To do:
Find every line in the records that holds the string "Plot". Copy each one.

The data:

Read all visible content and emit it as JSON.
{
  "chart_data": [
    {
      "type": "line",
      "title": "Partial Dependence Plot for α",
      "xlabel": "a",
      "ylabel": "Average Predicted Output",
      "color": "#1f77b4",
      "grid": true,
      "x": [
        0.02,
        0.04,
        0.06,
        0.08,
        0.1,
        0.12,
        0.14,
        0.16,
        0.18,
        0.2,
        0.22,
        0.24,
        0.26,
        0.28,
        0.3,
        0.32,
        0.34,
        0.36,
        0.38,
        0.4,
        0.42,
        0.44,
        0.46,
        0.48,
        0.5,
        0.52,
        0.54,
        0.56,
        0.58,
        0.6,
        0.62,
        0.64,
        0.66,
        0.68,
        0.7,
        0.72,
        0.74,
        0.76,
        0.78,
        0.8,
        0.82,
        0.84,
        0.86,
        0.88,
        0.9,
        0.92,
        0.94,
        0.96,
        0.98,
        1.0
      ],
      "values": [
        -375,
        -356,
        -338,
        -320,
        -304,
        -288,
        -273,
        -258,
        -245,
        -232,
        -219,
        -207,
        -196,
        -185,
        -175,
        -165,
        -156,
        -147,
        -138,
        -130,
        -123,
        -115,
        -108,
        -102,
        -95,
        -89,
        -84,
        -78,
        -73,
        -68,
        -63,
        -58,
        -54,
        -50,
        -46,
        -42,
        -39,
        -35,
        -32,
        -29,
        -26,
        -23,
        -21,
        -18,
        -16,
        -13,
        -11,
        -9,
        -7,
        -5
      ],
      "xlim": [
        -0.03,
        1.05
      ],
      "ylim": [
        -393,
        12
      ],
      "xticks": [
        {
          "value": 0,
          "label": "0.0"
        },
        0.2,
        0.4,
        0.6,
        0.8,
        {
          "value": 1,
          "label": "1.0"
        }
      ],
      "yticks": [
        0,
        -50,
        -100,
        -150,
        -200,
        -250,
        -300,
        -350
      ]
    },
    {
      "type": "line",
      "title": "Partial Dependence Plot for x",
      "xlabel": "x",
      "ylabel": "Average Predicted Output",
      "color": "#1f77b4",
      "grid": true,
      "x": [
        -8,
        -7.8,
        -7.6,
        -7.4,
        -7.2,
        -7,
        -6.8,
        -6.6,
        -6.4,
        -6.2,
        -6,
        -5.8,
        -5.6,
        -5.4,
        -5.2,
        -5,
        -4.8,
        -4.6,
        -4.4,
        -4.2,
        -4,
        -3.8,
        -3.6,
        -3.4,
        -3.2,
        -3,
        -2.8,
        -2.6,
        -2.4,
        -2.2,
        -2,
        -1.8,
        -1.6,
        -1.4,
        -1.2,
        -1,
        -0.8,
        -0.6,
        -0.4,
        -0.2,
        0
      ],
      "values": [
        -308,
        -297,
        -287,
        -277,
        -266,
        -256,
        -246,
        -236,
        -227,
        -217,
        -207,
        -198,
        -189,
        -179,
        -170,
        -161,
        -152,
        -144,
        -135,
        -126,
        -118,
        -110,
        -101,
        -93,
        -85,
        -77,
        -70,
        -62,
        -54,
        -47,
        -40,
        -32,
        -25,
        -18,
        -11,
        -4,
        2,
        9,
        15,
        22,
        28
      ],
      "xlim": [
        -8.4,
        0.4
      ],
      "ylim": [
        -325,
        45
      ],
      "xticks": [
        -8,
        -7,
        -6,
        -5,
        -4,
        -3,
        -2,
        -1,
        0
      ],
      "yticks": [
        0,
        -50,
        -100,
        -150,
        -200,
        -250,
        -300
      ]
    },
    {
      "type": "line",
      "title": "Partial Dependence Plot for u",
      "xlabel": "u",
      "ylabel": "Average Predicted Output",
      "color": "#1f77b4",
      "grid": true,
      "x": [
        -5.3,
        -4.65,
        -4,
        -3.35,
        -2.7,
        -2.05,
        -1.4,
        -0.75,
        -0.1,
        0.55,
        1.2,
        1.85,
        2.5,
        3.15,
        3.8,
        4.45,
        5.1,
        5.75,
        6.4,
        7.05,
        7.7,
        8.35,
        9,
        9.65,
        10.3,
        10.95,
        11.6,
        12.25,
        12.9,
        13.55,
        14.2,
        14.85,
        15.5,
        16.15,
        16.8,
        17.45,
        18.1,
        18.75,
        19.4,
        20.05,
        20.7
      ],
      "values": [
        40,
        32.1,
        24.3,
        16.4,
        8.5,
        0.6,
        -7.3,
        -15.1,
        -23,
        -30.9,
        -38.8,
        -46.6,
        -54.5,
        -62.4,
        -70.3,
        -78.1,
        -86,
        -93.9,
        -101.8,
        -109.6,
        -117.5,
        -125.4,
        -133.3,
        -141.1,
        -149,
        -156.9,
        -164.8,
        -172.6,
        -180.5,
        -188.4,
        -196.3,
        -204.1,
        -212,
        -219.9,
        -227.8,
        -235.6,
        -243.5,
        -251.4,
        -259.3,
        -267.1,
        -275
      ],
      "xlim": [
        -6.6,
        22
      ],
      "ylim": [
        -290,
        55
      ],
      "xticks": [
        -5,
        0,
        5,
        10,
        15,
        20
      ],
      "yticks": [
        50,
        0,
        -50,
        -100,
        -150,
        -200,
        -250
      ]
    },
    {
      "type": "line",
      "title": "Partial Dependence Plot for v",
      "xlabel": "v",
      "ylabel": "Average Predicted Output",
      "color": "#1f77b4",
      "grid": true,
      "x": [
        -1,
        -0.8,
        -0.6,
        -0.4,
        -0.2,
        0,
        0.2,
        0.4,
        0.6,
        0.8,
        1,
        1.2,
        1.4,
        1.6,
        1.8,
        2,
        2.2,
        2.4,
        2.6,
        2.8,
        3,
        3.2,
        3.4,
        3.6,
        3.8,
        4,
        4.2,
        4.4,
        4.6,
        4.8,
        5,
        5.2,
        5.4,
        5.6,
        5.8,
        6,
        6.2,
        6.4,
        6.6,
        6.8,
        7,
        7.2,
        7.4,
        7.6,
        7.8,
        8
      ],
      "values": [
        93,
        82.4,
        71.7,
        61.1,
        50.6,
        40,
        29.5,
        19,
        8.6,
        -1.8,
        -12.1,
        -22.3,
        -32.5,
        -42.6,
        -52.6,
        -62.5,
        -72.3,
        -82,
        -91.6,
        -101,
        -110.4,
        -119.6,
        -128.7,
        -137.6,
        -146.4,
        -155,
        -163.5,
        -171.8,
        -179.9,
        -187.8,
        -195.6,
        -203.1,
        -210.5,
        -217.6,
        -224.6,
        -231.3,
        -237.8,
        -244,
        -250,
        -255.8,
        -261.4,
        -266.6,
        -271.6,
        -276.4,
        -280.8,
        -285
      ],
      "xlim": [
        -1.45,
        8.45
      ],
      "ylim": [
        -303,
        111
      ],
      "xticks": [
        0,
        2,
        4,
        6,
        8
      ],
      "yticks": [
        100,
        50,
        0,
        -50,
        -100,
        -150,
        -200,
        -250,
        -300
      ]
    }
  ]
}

Response below:
      "title": "Partial Dependence Plot for α",
      "title": "Partial Dependence Plot for x",
      "title": "Partial Dependence Plot for u",
      "title": "Partial Dependence Plot for v",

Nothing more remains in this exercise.